**Description of the task:** Transcribe every line, keeping it exact.

· · · ·

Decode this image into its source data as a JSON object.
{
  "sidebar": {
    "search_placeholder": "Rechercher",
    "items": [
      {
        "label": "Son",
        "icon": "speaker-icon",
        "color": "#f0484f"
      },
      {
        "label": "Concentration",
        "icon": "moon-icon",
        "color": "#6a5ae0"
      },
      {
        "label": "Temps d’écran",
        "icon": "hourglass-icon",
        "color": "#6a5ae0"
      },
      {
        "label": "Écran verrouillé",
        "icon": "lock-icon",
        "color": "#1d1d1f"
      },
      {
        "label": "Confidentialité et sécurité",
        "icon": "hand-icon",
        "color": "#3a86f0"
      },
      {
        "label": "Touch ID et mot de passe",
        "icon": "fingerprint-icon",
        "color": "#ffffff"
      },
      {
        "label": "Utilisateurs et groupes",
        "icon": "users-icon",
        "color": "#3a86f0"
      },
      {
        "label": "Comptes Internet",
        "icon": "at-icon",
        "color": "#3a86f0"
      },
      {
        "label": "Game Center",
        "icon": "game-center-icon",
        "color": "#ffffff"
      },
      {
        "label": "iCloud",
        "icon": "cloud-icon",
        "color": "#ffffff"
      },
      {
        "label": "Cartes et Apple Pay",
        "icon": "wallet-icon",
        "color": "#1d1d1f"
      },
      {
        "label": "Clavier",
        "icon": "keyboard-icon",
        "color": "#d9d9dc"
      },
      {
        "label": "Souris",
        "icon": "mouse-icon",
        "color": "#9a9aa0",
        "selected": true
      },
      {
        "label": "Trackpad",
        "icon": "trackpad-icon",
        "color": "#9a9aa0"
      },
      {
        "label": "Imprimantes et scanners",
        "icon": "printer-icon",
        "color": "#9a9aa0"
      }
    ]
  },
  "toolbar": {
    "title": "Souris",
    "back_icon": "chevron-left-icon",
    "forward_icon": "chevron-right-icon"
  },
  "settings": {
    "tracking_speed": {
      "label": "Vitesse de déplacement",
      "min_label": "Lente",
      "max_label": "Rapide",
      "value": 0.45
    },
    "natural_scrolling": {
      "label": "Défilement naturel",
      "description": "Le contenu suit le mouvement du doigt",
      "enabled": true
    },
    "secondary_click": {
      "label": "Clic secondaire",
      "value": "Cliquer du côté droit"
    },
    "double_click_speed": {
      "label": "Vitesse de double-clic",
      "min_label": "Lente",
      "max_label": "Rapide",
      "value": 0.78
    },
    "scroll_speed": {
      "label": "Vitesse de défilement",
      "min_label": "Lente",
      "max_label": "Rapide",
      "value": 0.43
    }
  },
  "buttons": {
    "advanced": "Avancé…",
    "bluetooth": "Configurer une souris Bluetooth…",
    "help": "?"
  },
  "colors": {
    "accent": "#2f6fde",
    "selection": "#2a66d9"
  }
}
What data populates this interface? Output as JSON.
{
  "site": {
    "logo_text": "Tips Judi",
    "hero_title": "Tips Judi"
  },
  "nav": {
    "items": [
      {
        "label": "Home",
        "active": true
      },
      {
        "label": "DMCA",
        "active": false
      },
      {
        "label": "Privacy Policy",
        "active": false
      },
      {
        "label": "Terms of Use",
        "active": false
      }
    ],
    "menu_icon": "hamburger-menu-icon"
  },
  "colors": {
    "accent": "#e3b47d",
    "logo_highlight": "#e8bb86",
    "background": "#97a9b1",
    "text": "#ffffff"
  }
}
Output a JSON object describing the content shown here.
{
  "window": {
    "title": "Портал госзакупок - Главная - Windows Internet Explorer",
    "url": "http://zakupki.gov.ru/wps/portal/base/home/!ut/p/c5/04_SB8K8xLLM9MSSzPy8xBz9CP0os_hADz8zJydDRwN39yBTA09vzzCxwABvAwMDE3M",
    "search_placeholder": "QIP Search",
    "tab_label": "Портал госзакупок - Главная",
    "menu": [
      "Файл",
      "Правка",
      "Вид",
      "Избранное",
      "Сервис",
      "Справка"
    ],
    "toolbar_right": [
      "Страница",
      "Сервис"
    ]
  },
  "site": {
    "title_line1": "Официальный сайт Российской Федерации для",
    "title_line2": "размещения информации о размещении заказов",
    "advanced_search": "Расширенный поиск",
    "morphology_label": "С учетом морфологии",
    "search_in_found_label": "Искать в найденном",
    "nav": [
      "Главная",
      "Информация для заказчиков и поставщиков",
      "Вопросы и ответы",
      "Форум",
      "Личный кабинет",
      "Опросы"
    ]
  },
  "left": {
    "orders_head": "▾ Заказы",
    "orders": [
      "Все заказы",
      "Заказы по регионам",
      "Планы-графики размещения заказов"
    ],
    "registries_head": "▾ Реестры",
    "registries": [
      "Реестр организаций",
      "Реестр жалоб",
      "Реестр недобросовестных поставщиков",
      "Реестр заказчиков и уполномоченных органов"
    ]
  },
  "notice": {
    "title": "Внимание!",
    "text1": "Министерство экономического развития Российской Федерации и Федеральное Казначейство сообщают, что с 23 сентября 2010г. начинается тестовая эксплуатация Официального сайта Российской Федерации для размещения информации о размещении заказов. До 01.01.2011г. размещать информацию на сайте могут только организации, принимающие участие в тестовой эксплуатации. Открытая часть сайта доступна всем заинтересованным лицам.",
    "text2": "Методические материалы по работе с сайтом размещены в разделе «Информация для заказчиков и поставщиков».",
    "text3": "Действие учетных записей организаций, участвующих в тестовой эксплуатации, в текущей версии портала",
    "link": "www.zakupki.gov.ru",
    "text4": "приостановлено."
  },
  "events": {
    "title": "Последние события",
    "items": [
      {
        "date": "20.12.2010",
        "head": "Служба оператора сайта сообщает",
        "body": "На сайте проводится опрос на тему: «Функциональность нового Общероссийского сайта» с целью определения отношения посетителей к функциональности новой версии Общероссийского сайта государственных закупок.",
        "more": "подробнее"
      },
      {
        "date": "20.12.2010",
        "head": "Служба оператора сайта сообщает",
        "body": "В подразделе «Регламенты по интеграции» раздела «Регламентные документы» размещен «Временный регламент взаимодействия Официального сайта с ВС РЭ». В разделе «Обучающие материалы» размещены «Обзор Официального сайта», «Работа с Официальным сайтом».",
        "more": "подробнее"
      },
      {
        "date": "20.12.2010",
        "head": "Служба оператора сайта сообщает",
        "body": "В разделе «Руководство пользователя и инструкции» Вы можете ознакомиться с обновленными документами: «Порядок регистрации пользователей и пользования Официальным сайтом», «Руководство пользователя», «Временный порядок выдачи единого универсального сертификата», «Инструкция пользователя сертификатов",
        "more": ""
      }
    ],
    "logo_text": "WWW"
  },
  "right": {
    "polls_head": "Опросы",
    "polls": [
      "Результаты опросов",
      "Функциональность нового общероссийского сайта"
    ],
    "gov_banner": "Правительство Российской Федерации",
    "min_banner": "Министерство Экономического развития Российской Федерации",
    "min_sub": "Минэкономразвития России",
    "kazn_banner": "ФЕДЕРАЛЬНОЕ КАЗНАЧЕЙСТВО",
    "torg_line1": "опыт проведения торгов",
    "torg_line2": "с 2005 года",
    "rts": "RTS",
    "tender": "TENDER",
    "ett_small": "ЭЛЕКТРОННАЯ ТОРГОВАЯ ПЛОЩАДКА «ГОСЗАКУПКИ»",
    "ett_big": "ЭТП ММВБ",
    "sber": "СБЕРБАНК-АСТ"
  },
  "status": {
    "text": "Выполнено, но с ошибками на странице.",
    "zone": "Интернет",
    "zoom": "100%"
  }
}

· · · ·

**Reply:**
Decode this image into its source data as a JSON object.
{
  "sidebar": {
    "search_placeholder": "Rechercher",
    "items": [
      {
        "label": "Son",
        "icon": "speaker-icon",
        "color": "#f0484f"
      },
      {
        "label": "Concentration",
        "icon": "moon-icon",
        "color": "#6a5ae0"
      },
      {
        "label": "Temps d’écran",
        "icon": "hourglass-icon",
        "color": "#6a5ae0"
      },
      {
        "label": "Écran verrouillé",
        "icon": "lock-icon",
        "color": "#1d1d1f"
      },
      {
        "label": "Confidentialité et sécurité",
        "icon": "hand-icon",
        "color": "#3a86f0"
      },
      {
        "label": "Touch ID et mot de passe",
        "icon": "fingerprint-icon",
        "color": "#ffffff"
      },
      {
        "label": "Utilisateurs et groupes",
        "icon": "users-icon",
        "color": "#3a86f0"
      },
      {
        "label": "Comptes Internet",
        "icon": "at-icon",
        "color": "#3a86f0"
      },
      {
        "label": "Game Center",
        "icon": "game-center-icon",
        "color": "#ffffff"
      },
      {
        "label": "iCloud",
        "icon": "cloud-icon",
        "color": "#ffffff"
      },
      {
        "label": "Cartes et Apple Pay",
        "icon": "wallet-icon",
        "color": "#1d1d1f"
      },
      {
        "label": "Clavier",
        "icon": "keyboard-icon",
        "color": "#d9d9dc"
      },
      {
        "label": "Souris",
        "icon": "mouse-icon",
        "color": "#9a9aa0",
        "selected": true
      },
      {
        "label": "Trackpad",
        "icon": "trackpad-icon",
        "color": "#9a9aa0"
      },
      {
        "label": "Imprimantes et scanners",
        "icon": "printer-icon",
        "color": "#9a9aa0"
      }
    ]
  },
  "toolbar": {
    "title": "Souris",
    "back_icon": "chevron-left-icon",
    "forward_icon": "chevron-right-icon"
  },
  "settings": {
    "tracking_speed": {
      "label": "Vitesse de déplacement",
      "min_label": "Lente",
      "max_label": "Rapide",
      "value": 0.45
    },
    "natural_scrolling": {
      "label": "Défilement naturel",
      "description": "Le contenu suit le mouvement du doigt",
      "enabled": true
    },
    "secondary_click": {
      "label": "Clic secondaire",
      "value": "Cliquer du côté droit"
    },
    "double_click_speed": {
      "label": "Vitesse de double-clic",
      "min_label": "Lente",
      "max_label": "Rapide",
      "value": 0.78
    },
    "scroll_speed": {
      "label": "Vitesse de défilement",
      "min_label": "Lente",
      "max_label": "Rapide",
      "value": 0.43
    }
  },
  "buttons": {
    "advanced": "Avancé…",
    "bluetooth": "Configurer une souris Bluetooth…",
    "help": "?"
  },
  "colors": {
    "accent": "#2f6fde",
    "selection": "#2a66d9"
  }
}
What data populates this interface? Output as JSON.
{
  "site": {
    "logo_text": "Tips Judi",
    "hero_title": "Tips Judi"
  },
  "nav": {
    "items": [
      {
        "label": "Home",
        "active": true
      },
      {
        "label": "DMCA",
        "active": false
      },
      {
        "label": "Privacy Policy",
        "active": false
      },
      {
        "label": "Terms of Use",
        "active": false
      }
    ],
    "menu_icon": "hamburger-menu-icon"
  },
  "colors": {
    "accent": "#e3b47d",
    "logo_highlight": "#e8bb86",
    "background": "#97a9b1",
    "text": "#ffffff"
  }
}
Output a JSON object describing the content shown here.
{
  "window": {
    "title": "Портал госзакупок - Главная - Windows Internet Explorer",
    "url": "http://zakupki.gov.ru/wps/portal/base/home/!ut/p/c5/04_SB8K8xLLM9MSSzPy8xBz9CP0os_hADz8zJydDRwN39yBTA09vzzCxwABvAwMDE3M",
    "search_placeholder": "QIP Search",
    "tab_label": "Портал госзакупок - Главная",
    "menu": [
      "Файл",
      "Правка",
      "Вид",
      "Избранное",
      "Сервис",
      "Справка"
    ],
    "toolbar_right": [
      "Страница",
      "Сервис"
    ]
  },
  "site": {
    "title_line1": "Официальный сайт Российской Федерации для",
    "title_line2": "размещения информации о размещении заказов",
    "advanced_search": "Расширенный поиск",
    "morphology_label": "С учетом морфологии",
    "search_in_found_label": "Искать в найденном",
    "nav": [
      "Главная",
      "Информация для заказчиков и поставщиков",
      "Вопросы и ответы",
      "Форум",
      "Личный кабинет",
      "Опросы"
    ]
  },
  "left": {
    "orders_head": "▾ Заказы",
    "orders": [
      "Все заказы",
      "Заказы по регионам",
      "Планы-графики размещения заказов"
    ],
    "registries_head": "▾ Реестры",
    "registries": [
      "Реестр организаций",
      "Реестр жалоб",
      "Реестр недобросовестных поставщиков",
      "Реестр заказчиков и уполномоченных органов"
    ]
  },
  "notice": {
    "title": "Внимание!",
    "text1": "Министерство экономического развития Российской Федерации и Федеральное Казначейство сообщают, что с 23 сентября 2010г. начинается тестовая эксплуатация Официального сайта Российской Федерации для размещения информации о размещении заказов. До 01.01.2011г. размещать информацию на сайте могут только организации, принимающие участие в тестовой эксплуатации. Открытая часть сайта доступна всем заинтересованным лицам.",
    "text2": "Методические материалы по работе с сайтом размещены в разделе «Информация для заказчиков и поставщиков».",
    "text3": "Действие учетных записей организаций, участвующих в тестовой эксплуатации, в текущей версии портала",
    "link": "www.zakupki.gov.ru",
    "text4": "приостановлено."
  },
  "events": {
    "title": "Последние события",
    "items": [
      {
        "date": "20.12.2010",
        "head": "Служба оператора сайта сообщает",
        "body": "На сайте проводится опрос на тему: «Функциональность нового Общероссийского сайта» с целью определения отношения посетителей к функциональности новой версии Общероссийского сайта государственных закупок.",
        "more": "подробнее"
      },
      {
        "date": "20.12.2010",
        "head": "Служба оператора сайта сообщает",
        "body": "В подразделе «Регламенты по интеграции» раздела «Регламентные документы» размещен «Временный регламент взаимодействия Официального сайта с ВС РЭ». В разделе «Обучающие материалы» размещены «Обзор Официального сайта», «Работа с Официальным сайтом».",
        "more": "подробнее"
      },
      {
        "date": "20.12.2010",
        "head": "Служба оператора сайта сообщает",
        "body": "В разделе «Руководство пользователя и инструкции» Вы можете ознакомиться с обновленными документами: «Порядок регистрации пользователей и пользования Официальным сайтом», «Руководство пользователя», «Временный порядок выдачи единого универсального сертификата», «Инструкция пользователя сертификатов",
        "more": ""
      }
    ],
    "logo_text": "WWW"
  },
  "right": {
    "polls_head": "Опросы",
    "polls": [
      "Результаты опросов",
      "Функциональность нового общероссийского сайта"
    ],
    "gov_banner": "Правительство Российской Федерации",
    "min_banner": "Министерство Экономического развития Российской Федерации",
    "min_sub": "Минэкономразвития России",
    "kazn_banner": "ФЕДЕРАЛЬНОЕ КАЗНАЧЕЙСТВО",
    "torg_line1": "опыт проведения торгов",
    "torg_line2": "с 2005 года",
    "rts": "RTS",
    "tender": "TENDER",
    "ett_small": "ЭЛЕКТРОННАЯ ТОРГОВАЯ ПЛОЩАДКА «ГОСЗАКУПКИ»",
    "ett_big": "ЭТП ММВБ",
    "sber": "СБЕРБАНК-АСТ"
  },
  "status": {
    "text": "Выполнено, но с ошибками на странице.",
    "zone": "Интернет",
    "zoom": "100%"
  }
}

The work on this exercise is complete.